**Written task**
Tell how many lines carry the word "during"; the reply is the number and nothing else.

Some records:

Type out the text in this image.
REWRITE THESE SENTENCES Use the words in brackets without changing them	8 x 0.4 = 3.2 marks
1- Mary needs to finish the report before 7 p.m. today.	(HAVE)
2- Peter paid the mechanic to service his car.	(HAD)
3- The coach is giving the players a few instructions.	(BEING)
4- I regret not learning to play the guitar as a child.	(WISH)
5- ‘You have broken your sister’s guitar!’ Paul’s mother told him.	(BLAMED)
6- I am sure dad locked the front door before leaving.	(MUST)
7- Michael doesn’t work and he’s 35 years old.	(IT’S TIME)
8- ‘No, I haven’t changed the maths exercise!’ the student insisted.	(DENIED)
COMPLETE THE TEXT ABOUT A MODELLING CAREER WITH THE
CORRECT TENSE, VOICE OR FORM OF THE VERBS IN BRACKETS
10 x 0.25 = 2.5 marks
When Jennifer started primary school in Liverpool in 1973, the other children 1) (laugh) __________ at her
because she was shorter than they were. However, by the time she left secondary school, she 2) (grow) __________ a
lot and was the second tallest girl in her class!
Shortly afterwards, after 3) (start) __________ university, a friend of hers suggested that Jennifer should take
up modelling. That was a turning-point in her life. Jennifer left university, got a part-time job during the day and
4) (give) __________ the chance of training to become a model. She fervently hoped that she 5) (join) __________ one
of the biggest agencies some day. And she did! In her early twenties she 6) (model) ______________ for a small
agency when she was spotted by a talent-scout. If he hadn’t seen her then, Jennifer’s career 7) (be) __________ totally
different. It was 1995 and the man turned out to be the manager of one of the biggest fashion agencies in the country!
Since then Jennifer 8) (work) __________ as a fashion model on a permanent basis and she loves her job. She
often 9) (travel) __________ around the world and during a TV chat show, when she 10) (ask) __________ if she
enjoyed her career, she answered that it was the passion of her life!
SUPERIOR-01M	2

**Solution**
2